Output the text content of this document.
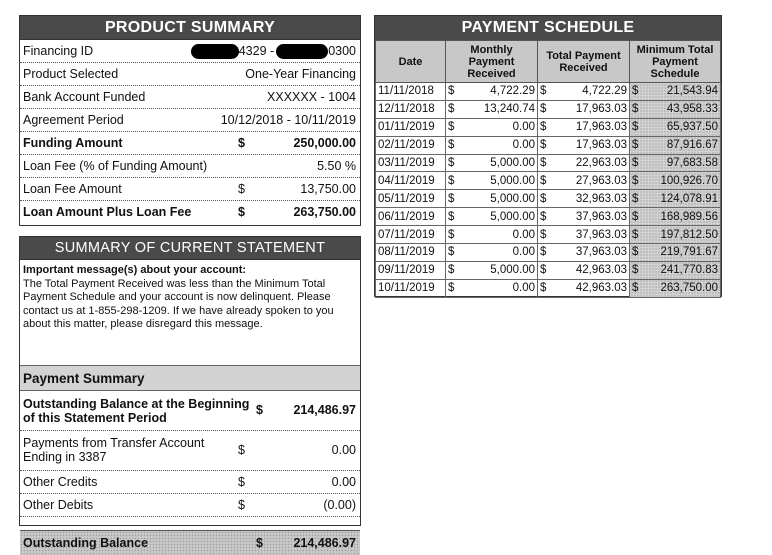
PRODUCT SUMMARY
Financing ID	4329 -	0300
Product Selected	One-Year Financing
Bank Account Funded	XXXXXX - 1004
Agreement Period	10/12/2018 - 10/11/2019
Funding Amount	$	250,000.00
Loan Fee (% of Funding Amount)	5.50 %
Loan Fee Amount	$	13,750.00
Loan Amount Plus Loan Fee	$	263,750.00
SUMMARY OF CURRENT STATEMENT
Important message(s) about your account:
The Total Payment Received was less than the Minimum Total Payment Schedule and your account is now delinquent. Please contact us at 1-855-298-1209. If we have already spoken to you about this matter, please disregard this message.
Payment Summary
Outstanding Balance at the Beginning of this Statement Period
$ 214,486.97
Payments from Transfer Account Ending in 3387	$	0.00
Other Credits	$	0.00
Other Debits	$	(0.00)
Outstanding Balance	$ 214,486.97
PAYMENT SCHEDULE
Date	Monthly Payment Received	Total Payment Received	Minimum Total Payment Schedule
11/11/2018	$ 4,722.29	$ 4,722.29	$ 21,543.94
12/11/2018	$ 13,240.74	$ 17,963.03	$ 43,958.33
01/11/2019	$ 0.00	$ 17,963.03	$ 65,937.50
02/11/2019	$ 0.00	$ 17,963.03	$ 87,916.67
03/11/2019	$ 5,000.00	$ 22,963.03	$ 97,683.58
04/11/2019	$ 5,000.00	$ 27,963.03	$ 100,926.70
05/11/2019	$ 5,000.00	$ 32,963.03	$ 124,078.91
06/11/2019	$ 5,000.00	$ 37,963.03	$ 168,989.56
07/11/2019	$ 0.00	$ 37,963.03	$ 197,812.50
08/11/2019	$ 0.00	$ 37,963.03	$ 219,791.67
09/11/2019	$ 5,000.00	$ 42,963.03	$ 241,770.83
10/11/2019	$ 0.00	$ 42,963.03	$ 263,750.00
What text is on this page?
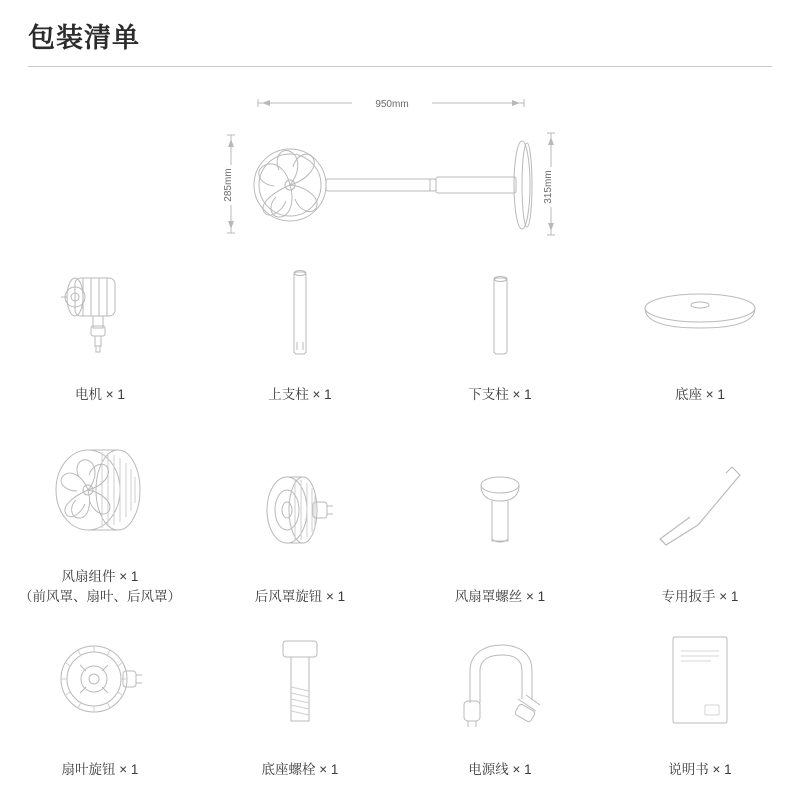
包装清单
950mm
285mm	315mm
电机 × 1	上支柱 × 1	下支柱 × 1	底座 × 1
风扇组件 × 1
（前风罩、扇叶、后风罩）	后风罩旋钮 × 1	风扇罩螺丝 × 1	专用扳手 × 1
扇叶旋钮 × 1	底座螺栓 × 1	电源线 × 1	说明书 × 1
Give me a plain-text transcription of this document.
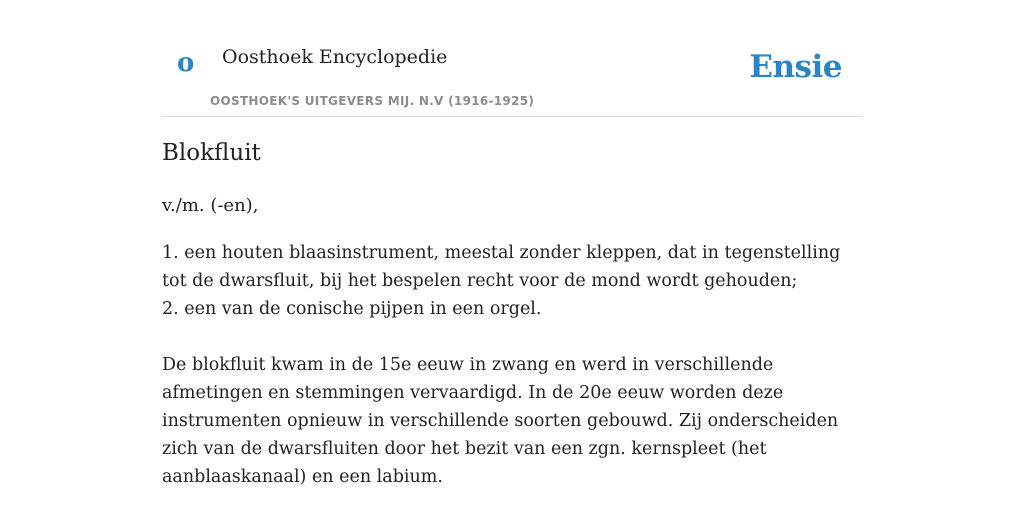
o Oosthoek Encyclopedie
OOSTHOEK'S UITGEVERS MIJ. N.V (1916-1925)
Ensie
Blokfluit
v./m. (-en),

1. een houten blaasinstrument, meestal zonder kleppen, dat in tegenstelling tot de dwarsfluit, bij het bespelen recht voor de mond wordt gehouden;

2. een van de conische pijpen in een orgel.

De blokfluit kwam in de 15e eeuw in zwang en werd in verschillende afmetingen en stemmingen vervaardigd. In de 20e eeuw worden deze instrumenten opnieuw in verschillende soorten gebouwd. Zij onderscheiden zich van de dwarsfluiten door het bezit van een zgn. kernspleet (het aanblaaskanaal) en een labium.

> PROBLEM REQUIREMENTS: Keep every word of the data as it is when you write it out, but drop the pictures.

> WORKED ANSWER:
Output the text content of this document.
PRODUCT SUMMARY
Financing ID	4329 -	0300
Product Selected	One-Year Financing
Bank Account Funded	XXXXXX - 1004
Agreement Period	10/12/2018 - 10/11/2019
Funding Amount	$	250,000.00
Loan Fee (% of Funding Amount)	5.50 %
Loan Fee Amount	$	13,750.00
Loan Amount Plus Loan Fee	$	263,750.00
SUMMARY OF CURRENT STATEMENT
Important message(s) about your account:
The Total Payment Received was less than the Minimum Total Payment Schedule and your account is now delinquent. Please contact us at 1-855-298-1209. If we have already spoken to you about this matter, please disregard this message.
Payment Summary
Outstanding Balance at the Beginning of this Statement Period
$ 214,486.97
Payments from Transfer Account Ending in 3387	$	0.00
Other Credits	$	0.00
Other Debits	$	(0.00)
Outstanding Balance	$ 214,486.97
PAYMENT SCHEDULE
Date	Monthly Payment Received	Total Payment Received	Minimum Total Payment Schedule
11/11/2018	$ 4,722.29	$ 4,722.29	$ 21,543.94
12/11/2018	$ 13,240.74	$ 17,963.03	$ 43,958.33
01/11/2019	$ 0.00	$ 17,963.03	$ 65,937.50
02/11/2019	$ 0.00	$ 17,963.03	$ 87,916.67
03/11/2019	$ 5,000.00	$ 22,963.03	$ 97,683.58
04/11/2019	$ 5,000.00	$ 27,963.03	$ 100,926.70
05/11/2019	$ 5,000.00	$ 32,963.03	$ 124,078.91
06/11/2019	$ 5,000.00	$ 37,963.03	$ 168,989.56
07/11/2019	$ 0.00	$ 37,963.03	$ 197,812.50
08/11/2019	$ 0.00	$ 37,963.03	$ 219,791.67
09/11/2019	$ 5,000.00	$ 42,963.03	$ 241,770.83
10/11/2019	$ 0.00	$ 42,963.03	$ 263,750.00
What text is on this page?
包装清单
950mm
285mm	315mm
电机 × 1	上支柱 × 1	下支柱 × 1	底座 × 1
风扇组件 × 1
（前风罩、扇叶、后风罩）	后风罩旋钮 × 1	风扇罩螺丝 × 1	专用扳手 × 1
扇叶旋钮 × 1	底座螺栓 × 1	电源线 × 1	说明书 × 1
Give me a plain-text transcription of this document.
o Oosthoek Encyclopedie
OOSTHOEK'S UITGEVERS MIJ. N.V (1916-1925)
Ensie
Blokfluit
v./m. (-en),

1. een houten blaasinstrument, meestal zonder kleppen, dat in tegenstelling tot de dwarsfluit, bij het bespelen recht voor de mond wordt gehouden;

2. een van de conische pijpen in een orgel.

De blokfluit kwam in de 15e eeuw in zwang en werd in verschillende afmetingen en stemmingen vervaardigd. In de 20e eeuw worden deze instrumenten opnieuw in verschillende soorten gebouwd. Zij onderscheiden zich van de dwarsfluiten door het bezit van een zgn. kernspleet (het aanblaaskanaal) en een labium.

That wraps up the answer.